- **Work to do**: Find each line with "JSON" and copy it.

- **Extracted information**:
════════════════════
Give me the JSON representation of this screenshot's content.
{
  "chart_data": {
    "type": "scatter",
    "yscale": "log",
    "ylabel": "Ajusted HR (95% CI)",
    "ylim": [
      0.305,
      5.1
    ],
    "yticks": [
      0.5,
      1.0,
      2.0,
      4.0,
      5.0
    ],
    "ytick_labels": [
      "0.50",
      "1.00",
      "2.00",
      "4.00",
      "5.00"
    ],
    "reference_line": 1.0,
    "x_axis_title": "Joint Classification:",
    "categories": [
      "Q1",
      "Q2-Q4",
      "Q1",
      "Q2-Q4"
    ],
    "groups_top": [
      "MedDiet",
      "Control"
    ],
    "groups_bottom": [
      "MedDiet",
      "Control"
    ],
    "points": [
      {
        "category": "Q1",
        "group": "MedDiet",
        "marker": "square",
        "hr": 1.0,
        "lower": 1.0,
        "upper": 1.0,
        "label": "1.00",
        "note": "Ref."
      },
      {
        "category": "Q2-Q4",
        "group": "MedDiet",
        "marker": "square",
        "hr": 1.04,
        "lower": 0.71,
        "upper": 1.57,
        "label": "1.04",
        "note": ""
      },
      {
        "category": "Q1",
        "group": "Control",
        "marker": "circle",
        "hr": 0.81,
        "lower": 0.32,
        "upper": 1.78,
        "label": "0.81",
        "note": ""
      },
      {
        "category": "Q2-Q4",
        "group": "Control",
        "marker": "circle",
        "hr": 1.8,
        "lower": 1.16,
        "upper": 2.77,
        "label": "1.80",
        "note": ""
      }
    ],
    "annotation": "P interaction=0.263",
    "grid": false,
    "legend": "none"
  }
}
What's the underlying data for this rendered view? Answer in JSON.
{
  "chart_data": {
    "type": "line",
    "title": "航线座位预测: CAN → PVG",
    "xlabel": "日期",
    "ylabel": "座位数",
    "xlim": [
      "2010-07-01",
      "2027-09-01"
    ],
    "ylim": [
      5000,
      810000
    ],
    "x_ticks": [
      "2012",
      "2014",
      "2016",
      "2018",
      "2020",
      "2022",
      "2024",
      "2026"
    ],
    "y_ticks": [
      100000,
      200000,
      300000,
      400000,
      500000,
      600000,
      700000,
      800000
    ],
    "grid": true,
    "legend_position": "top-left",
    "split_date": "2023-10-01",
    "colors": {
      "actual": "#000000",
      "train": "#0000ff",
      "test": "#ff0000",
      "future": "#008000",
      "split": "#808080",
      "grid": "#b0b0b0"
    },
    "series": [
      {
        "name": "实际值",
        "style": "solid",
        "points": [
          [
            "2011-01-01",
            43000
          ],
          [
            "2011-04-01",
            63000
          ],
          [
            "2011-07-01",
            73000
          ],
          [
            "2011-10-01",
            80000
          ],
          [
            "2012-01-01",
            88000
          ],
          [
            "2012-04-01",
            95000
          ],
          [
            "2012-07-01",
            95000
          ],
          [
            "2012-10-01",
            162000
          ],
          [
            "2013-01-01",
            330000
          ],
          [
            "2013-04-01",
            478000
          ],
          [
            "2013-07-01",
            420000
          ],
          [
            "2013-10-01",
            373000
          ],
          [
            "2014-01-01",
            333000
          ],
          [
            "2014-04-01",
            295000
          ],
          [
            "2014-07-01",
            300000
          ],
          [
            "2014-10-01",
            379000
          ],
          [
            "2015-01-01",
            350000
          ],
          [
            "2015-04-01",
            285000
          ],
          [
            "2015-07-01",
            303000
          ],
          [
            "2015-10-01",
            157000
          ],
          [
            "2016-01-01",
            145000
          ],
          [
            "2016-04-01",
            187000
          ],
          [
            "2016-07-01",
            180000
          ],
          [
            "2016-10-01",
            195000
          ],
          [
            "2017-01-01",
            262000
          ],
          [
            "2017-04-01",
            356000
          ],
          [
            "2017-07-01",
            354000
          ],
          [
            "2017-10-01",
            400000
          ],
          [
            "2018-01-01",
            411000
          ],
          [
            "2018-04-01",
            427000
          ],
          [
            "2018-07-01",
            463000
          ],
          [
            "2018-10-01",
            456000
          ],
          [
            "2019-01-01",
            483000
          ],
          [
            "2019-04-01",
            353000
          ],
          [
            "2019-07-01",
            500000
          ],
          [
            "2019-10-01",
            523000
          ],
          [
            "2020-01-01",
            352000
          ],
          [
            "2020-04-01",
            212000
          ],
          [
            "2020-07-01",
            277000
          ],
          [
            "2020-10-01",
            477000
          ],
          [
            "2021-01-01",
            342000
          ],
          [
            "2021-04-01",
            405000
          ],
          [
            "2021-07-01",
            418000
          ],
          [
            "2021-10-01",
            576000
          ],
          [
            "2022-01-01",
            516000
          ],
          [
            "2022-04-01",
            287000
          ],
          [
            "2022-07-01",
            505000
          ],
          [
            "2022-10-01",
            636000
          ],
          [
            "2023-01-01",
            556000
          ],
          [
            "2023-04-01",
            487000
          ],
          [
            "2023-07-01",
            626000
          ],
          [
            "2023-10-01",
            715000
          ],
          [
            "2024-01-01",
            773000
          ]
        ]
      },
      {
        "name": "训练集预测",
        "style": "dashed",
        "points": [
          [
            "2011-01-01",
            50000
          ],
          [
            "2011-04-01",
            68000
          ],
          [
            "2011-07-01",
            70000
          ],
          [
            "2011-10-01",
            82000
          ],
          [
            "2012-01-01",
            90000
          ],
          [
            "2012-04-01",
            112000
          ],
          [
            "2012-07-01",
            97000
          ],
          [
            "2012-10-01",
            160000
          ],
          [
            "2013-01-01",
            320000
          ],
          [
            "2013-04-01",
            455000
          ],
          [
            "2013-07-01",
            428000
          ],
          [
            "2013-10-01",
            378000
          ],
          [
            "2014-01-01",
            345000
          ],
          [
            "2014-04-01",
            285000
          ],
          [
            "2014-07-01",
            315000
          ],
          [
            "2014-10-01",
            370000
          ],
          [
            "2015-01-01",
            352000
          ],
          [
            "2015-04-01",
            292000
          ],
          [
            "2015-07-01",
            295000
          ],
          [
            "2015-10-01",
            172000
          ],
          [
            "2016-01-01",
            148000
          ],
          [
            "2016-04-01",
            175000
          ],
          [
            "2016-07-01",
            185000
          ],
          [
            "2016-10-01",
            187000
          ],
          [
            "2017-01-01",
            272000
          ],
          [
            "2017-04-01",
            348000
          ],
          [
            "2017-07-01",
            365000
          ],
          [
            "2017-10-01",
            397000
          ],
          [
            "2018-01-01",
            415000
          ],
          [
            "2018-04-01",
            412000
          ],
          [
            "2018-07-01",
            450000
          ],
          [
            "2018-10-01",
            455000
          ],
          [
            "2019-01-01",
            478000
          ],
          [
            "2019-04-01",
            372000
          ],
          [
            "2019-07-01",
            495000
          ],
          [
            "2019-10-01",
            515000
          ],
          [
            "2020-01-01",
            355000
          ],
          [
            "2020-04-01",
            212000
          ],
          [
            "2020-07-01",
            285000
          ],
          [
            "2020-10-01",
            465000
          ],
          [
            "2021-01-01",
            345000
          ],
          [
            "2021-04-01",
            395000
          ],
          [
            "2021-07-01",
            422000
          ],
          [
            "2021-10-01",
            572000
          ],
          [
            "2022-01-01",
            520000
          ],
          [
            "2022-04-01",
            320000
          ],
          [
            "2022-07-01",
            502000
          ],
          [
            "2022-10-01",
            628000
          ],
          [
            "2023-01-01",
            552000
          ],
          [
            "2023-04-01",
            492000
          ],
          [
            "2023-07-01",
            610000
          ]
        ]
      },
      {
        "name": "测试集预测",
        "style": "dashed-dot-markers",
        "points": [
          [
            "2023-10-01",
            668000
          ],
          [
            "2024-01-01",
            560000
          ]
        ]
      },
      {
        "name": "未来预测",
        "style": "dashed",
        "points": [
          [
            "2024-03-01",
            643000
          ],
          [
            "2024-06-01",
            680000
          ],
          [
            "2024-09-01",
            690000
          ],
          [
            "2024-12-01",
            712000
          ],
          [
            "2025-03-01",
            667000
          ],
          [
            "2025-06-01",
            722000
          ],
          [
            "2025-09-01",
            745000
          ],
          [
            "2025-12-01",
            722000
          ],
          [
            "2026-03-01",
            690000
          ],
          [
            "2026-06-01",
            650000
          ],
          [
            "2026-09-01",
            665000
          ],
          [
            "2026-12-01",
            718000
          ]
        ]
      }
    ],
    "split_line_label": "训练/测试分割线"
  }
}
════════════════════
- **Exercise solution**:
Give me the JSON representation of this screenshot's content.
What's the underlying data for this rendered view? Answer in JSON.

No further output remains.